> _実行課題_
提示文から、「調整された PID ループの性能とロバスト性に関する情報を含むデータ構造体。info」を含む語句で始まり「交差周波数 (rad/TimeUnit)。ここで、TimeUnitsysTimeUnit プロパティで指定される時間単位です。」で終わる部分を、一字一句変えずに書き写してください。

+++ 提示文 +++

ただし、どちらの場合でも、type または C0 により指定されているよりも低次のコントローラーを使用して、アルゴリズムが十分な性能を達成できる場合は、pidtune は指定されているよりも少ない動作をもつ C を返します。たとえば、type'PIDF' であっても、C は PI コントローラーとなる場合があります。

時間領域:

  • Csys と同じ時間領域をもちます。

  • sys が離散時間モデルの場合、C のサンプル時間は sys と同じです。

  • C0 を指定すると、C は、C0 として同じ IformulaDformula をもちます。C0 が指定されていない場合、IformulaDformula の両方が Forward Euler となります。IformulaDformula についての詳細は、pidpid2pidstd および pidstd2 のリファレンス ページを参照してください。

C0 が指定されている場合、C は、InputNameOutputName などのモデル プロパティも C0 から取得します。モデル プロパティの詳細は、動的システム モデルのそれぞれのタイプのリファレンス ページを参照してください。

調整された PID ループの性能とロバスト性に関する情報を含むデータ構造体。info のフィールドは、以下のとおりです。

  • Stable — 閉ループの安定性を示すブール値。この閉ループが安定な場合、Stable は 1、そうでない場合は 0 です。

  • CrossoverFrequency — 開ループ システム C*sys の最初の 0 dB 交差周波数 (rad/TimeUnit)。ここで、TimeUnitsysTimeUnit プロパティで指定される時間単位です。

  • PhaseMargin — 調整された PID ループの位相余裕 (度単位)。

sys がプラント モデルの配列の場合、info は、調整された各 PID ループに関する情報を含むデータ構造体の配列です。

+++ 提供資料 +++

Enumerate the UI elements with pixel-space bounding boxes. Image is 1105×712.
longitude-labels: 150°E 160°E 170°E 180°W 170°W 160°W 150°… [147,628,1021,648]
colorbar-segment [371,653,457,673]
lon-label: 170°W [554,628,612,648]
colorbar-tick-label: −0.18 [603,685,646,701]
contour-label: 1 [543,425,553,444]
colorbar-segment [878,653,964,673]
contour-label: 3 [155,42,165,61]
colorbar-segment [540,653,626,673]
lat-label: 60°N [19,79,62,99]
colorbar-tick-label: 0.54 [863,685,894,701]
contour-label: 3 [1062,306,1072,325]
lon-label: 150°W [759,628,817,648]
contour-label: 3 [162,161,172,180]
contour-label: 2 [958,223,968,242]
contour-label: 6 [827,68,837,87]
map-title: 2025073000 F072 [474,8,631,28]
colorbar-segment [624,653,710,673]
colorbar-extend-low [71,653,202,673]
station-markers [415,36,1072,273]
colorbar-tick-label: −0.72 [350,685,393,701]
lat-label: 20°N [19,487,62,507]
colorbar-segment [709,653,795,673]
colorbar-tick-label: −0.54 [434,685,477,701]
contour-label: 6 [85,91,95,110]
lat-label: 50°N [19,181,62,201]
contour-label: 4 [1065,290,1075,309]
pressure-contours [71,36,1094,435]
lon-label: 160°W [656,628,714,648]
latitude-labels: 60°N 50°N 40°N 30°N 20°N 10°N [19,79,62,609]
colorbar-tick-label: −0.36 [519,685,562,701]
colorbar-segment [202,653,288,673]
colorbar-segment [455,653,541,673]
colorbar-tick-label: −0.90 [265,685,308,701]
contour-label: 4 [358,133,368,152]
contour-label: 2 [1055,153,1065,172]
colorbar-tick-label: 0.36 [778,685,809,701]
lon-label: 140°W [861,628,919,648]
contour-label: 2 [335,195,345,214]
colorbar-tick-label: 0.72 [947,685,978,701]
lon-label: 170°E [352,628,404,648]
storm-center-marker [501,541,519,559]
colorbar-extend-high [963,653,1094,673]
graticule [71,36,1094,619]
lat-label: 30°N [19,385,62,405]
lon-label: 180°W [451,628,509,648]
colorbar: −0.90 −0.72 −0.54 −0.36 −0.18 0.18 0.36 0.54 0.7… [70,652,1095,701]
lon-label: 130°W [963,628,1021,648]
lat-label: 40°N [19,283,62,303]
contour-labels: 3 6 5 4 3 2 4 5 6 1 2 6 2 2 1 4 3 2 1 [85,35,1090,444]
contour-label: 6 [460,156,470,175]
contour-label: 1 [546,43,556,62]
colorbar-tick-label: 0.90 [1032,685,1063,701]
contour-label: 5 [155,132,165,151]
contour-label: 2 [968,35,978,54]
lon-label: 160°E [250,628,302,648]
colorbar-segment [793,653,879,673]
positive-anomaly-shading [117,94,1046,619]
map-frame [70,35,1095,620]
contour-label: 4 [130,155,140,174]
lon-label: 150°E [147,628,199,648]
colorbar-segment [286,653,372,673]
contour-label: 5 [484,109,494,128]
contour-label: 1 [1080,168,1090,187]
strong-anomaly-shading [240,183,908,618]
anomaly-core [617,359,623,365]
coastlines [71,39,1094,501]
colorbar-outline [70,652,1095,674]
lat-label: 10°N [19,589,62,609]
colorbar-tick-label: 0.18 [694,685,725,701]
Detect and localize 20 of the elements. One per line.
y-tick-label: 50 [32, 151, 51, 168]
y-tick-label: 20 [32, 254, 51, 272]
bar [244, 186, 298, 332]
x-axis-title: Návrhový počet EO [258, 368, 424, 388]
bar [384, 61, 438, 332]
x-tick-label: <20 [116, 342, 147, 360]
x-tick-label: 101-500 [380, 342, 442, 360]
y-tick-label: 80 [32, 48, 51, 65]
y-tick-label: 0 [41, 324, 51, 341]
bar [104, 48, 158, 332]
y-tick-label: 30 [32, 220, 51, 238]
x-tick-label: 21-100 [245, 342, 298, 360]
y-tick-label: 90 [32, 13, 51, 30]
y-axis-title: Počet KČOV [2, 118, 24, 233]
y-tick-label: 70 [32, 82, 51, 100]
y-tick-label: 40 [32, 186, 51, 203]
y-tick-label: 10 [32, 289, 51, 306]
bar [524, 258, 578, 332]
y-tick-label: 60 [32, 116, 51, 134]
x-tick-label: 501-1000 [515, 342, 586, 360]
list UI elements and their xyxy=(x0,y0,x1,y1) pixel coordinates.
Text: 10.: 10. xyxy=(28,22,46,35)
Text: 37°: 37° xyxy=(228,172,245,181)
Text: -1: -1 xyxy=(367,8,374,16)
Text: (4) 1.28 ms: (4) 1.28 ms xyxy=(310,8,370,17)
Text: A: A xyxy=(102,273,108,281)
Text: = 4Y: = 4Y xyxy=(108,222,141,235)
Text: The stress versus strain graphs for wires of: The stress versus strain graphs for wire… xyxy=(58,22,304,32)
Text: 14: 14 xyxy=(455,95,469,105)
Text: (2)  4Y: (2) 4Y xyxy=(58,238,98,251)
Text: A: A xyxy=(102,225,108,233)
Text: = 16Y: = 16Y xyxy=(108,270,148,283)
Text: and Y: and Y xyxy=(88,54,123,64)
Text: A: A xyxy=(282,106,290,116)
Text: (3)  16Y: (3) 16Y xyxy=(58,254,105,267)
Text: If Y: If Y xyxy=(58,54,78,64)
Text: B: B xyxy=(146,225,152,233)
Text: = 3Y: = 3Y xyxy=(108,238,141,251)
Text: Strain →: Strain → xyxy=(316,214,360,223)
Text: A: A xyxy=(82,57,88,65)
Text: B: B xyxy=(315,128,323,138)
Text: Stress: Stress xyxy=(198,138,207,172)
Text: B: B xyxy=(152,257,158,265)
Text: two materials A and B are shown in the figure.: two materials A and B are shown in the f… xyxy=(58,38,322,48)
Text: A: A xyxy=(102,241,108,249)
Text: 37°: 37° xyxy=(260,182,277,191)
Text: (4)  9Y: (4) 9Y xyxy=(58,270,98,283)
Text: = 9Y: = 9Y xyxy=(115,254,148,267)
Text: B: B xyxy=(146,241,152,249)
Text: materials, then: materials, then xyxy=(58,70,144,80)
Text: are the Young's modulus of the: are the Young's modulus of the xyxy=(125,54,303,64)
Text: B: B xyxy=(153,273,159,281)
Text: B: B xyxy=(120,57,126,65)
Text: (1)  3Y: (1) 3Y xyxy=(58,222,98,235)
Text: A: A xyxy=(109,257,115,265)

+++

> _回答_
調整された PID ループの性能とロバスト性に関する情報を含むデータ構造体。info のフィールドは、以下のとおりです。

  • Stable — 閉ループの安定性を示すブール値。この閉ループが安定な場合、Stable は 1、そうでない場合は 0 です。

  • CrossoverFrequency — 開ループ システム C*sys の最初の 0 dB 交差周波数 (rad/TimeUnit)。ここで、TimeUnitsysTimeUnit プロパティで指定される時間単位です。